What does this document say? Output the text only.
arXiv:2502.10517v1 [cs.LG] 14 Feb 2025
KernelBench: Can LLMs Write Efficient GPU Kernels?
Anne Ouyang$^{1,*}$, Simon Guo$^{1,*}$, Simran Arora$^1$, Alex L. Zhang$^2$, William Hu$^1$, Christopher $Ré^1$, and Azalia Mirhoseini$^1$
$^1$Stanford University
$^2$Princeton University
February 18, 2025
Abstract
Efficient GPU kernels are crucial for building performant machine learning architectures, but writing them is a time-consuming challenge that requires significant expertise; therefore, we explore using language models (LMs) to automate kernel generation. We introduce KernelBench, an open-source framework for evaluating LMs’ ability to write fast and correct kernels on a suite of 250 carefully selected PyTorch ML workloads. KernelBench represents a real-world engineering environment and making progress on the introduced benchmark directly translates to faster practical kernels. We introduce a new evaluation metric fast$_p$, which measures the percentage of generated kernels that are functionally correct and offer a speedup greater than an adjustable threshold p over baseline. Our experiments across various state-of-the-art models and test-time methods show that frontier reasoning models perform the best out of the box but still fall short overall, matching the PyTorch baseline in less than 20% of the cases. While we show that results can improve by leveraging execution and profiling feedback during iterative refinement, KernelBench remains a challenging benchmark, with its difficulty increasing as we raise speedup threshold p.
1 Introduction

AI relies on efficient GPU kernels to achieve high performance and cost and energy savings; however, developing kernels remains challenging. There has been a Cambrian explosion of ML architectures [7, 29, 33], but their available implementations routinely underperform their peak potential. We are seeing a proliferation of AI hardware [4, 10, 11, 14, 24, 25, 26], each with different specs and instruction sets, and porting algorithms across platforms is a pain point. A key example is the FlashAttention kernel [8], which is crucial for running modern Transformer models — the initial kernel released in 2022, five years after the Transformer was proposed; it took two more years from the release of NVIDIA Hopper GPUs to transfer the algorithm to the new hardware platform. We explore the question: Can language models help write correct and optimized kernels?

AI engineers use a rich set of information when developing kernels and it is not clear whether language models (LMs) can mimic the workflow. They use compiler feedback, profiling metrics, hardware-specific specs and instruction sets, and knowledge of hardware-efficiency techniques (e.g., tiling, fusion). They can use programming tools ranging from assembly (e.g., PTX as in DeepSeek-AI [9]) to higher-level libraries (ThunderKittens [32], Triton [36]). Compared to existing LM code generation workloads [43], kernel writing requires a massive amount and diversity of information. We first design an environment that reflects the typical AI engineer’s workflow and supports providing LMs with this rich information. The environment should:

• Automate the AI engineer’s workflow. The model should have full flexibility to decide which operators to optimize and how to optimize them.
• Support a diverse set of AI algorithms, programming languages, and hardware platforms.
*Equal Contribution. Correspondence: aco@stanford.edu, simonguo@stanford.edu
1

Instruction ->
Please repeat all the records above exactly as they appear.

Response ->
What does this document say? Output the text only.
arXiv:2502.10517v1 [cs.LG] 14 Feb 2025
KernelBench: Can LLMs Write Efficient GPU Kernels?
Anne Ouyang$^{1,*}$, Simon Guo$^{1,*}$, Simran Arora$^1$, Alex L. Zhang$^2$, William Hu$^1$, Christopher $Ré^1$, and Azalia Mirhoseini$^1$
$^1$Stanford University
$^2$Princeton University
February 18, 2025
Abstract
Efficient GPU kernels are crucial for building performant machine learning architectures, but writing them is a time-consuming challenge that requires significant expertise; therefore, we explore using language models (LMs) to automate kernel generation. We introduce KernelBench, an open-source framework for evaluating LMs’ ability to write fast and correct kernels on a suite of 250 carefully selected PyTorch ML workloads. KernelBench represents a real-world engineering environment and making progress on the introduced benchmark directly translates to faster practical kernels. We introduce a new evaluation metric fast$_p$, which measures the percentage of generated kernels that are functionally correct and offer a speedup greater than an adjustable threshold p over baseline. Our experiments across various state-of-the-art models and test-time methods show that frontier reasoning models perform the best out of the box but still fall short overall, matching the PyTorch baseline in less than 20% of the cases. While we show that results can improve by leveraging execution and profiling feedback during iterative refinement, KernelBench remains a challenging benchmark, with its difficulty increasing as we raise speedup threshold p.
1 Introduction

AI relies on efficient GPU kernels to achieve high performance and cost and energy savings; however, developing kernels remains challenging. There has been a Cambrian explosion of ML architectures [7, 29, 33], but their available implementations routinely underperform their peak potential. We are seeing a proliferation of AI hardware [4, 10, 11, 14, 24, 25, 26], each with different specs and instruction sets, and porting algorithms across platforms is a pain point. A key example is the FlashAttention kernel [8], which is crucial for running modern Transformer models — the initial kernel released in 2022, five years after the Transformer was proposed; it took two more years from the release of NVIDIA Hopper GPUs to transfer the algorithm to the new hardware platform. We explore the question: Can language models help write correct and optimized kernels?

AI engineers use a rich set of information when developing kernels and it is not clear whether language models (LMs) can mimic the workflow. They use compiler feedback, profiling metrics, hardware-specific specs and instruction sets, and knowledge of hardware-efficiency techniques (e.g., tiling, fusion). They can use programming tools ranging from assembly (e.g., PTX as in DeepSeek-AI [9]) to higher-level libraries (ThunderKittens [32], Triton [36]). Compared to existing LM code generation workloads [43], kernel writing requires a massive amount and diversity of information. We first design an environment that reflects the typical AI engineer’s workflow and supports providing LMs with this rich information. The environment should:

• Automate the AI engineer’s workflow. The model should have full flexibility to decide which operators to optimize and how to optimize them.
• Support a diverse set of AI algorithms, programming languages, and hardware platforms.
*Equal Contribution. Correspondence: aco@stanford.edu, simonguo@stanford.edu
1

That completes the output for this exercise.